START PROVIDED DATA

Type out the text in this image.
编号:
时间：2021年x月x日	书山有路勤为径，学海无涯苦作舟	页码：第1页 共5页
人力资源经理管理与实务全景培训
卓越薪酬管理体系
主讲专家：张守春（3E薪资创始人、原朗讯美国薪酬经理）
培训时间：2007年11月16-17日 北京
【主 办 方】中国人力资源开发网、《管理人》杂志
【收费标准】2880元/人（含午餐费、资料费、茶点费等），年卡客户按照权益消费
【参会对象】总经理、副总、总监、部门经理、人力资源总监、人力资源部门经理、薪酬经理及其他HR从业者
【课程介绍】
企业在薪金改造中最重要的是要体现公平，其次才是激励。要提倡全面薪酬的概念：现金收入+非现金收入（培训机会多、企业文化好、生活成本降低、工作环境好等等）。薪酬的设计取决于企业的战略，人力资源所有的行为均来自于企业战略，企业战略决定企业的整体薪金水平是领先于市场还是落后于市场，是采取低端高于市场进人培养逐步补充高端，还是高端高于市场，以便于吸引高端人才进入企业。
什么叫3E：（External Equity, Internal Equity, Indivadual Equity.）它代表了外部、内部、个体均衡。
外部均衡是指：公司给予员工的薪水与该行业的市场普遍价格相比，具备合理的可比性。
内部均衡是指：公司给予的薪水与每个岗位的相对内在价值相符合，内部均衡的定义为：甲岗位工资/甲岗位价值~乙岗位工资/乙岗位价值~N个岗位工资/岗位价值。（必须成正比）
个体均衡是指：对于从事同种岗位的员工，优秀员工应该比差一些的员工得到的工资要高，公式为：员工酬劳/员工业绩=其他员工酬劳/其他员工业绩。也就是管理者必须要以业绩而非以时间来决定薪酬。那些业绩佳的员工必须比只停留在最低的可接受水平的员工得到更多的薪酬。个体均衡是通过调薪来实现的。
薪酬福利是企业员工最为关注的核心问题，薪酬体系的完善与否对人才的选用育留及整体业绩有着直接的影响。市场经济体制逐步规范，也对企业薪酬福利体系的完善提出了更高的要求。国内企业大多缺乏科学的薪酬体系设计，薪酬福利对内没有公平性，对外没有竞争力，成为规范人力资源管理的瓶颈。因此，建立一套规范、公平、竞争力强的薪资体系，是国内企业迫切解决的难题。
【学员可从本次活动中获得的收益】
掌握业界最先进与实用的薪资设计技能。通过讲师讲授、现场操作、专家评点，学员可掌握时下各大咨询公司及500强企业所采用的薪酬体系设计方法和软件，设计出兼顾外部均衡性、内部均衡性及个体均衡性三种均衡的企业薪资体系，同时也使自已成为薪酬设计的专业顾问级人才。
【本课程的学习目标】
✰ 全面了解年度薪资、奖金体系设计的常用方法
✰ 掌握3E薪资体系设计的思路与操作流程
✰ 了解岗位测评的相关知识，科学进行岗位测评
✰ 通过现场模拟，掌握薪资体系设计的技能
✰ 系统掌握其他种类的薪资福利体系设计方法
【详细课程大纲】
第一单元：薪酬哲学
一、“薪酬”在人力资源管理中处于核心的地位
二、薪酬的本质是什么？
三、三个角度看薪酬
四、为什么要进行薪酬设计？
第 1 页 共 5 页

END PROVIDED DATA

GOAL. Return each entry from the material above exactly as it appears.

RESPONSE TO THE EXERCISE.
Type out the text in this image.
编号:
时间：2021年x月x日	书山有路勤为径，学海无涯苦作舟	页码：第1页 共5页
人力资源经理管理与实务全景培训
卓越薪酬管理体系
主讲专家：张守春（3E薪资创始人、原朗讯美国薪酬经理）
培训时间：2007年11月16-17日 北京
【主 办 方】中国人力资源开发网、《管理人》杂志
【收费标准】2880元/人（含午餐费、资料费、茶点费等），年卡客户按照权益消费
【参会对象】总经理、副总、总监、部门经理、人力资源总监、人力资源部门经理、薪酬经理及其他HR从业者
【课程介绍】
企业在薪金改造中最重要的是要体现公平，其次才是激励。要提倡全面薪酬的概念：现金收入+非现金收入（培训机会多、企业文化好、生活成本降低、工作环境好等等）。薪酬的设计取决于企业的战略，人力资源所有的行为均来自于企业战略，企业战略决定企业的整体薪金水平是领先于市场还是落后于市场，是采取低端高于市场进人培养逐步补充高端，还是高端高于市场，以便于吸引高端人才进入企业。
什么叫3E：（External Equity, Internal Equity, Indivadual Equity.）它代表了外部、内部、个体均衡。
外部均衡是指：公司给予员工的薪水与该行业的市场普遍价格相比，具备合理的可比性。
内部均衡是指：公司给予的薪水与每个岗位的相对内在价值相符合，内部均衡的定义为：甲岗位工资/甲岗位价值~乙岗位工资/乙岗位价值~N个岗位工资/岗位价值。（必须成正比）
个体均衡是指：对于从事同种岗位的员工，优秀员工应该比差一些的员工得到的工资要高，公式为：员工酬劳/员工业绩=其他员工酬劳/其他员工业绩。也就是管理者必须要以业绩而非以时间来决定薪酬。那些业绩佳的员工必须比只停留在最低的可接受水平的员工得到更多的薪酬。个体均衡是通过调薪来实现的。
薪酬福利是企业员工最为关注的核心问题，薪酬体系的完善与否对人才的选用育留及整体业绩有着直接的影响。市场经济体制逐步规范，也对企业薪酬福利体系的完善提出了更高的要求。国内企业大多缺乏科学的薪酬体系设计，薪酬福利对内没有公平性，对外没有竞争力，成为规范人力资源管理的瓶颈。因此，建立一套规范、公平、竞争力强的薪资体系，是国内企业迫切解决的难题。
【学员可从本次活动中获得的收益】
掌握业界最先进与实用的薪资设计技能。通过讲师讲授、现场操作、专家评点，学员可掌握时下各大咨询公司及500强企业所采用的薪酬体系设计方法和软件，设计出兼顾外部均衡性、内部均衡性及个体均衡性三种均衡的企业薪资体系，同时也使自已成为薪酬设计的专业顾问级人才。
【本课程的学习目标】
✰ 全面了解年度薪资、奖金体系设计的常用方法
✰ 掌握3E薪资体系设计的思路与操作流程
✰ 了解岗位测评的相关知识，科学进行岗位测评
✰ 通过现场模拟，掌握薪资体系设计的技能
✰ 系统掌握其他种类的薪资福利体系设计方法
【详细课程大纲】
第一单元：薪酬哲学
一、“薪酬”在人力资源管理中处于核心的地位
二、薪酬的本质是什么？
三、三个角度看薪酬
四、为什么要进行薪酬设计？
第 1 页 共 5 页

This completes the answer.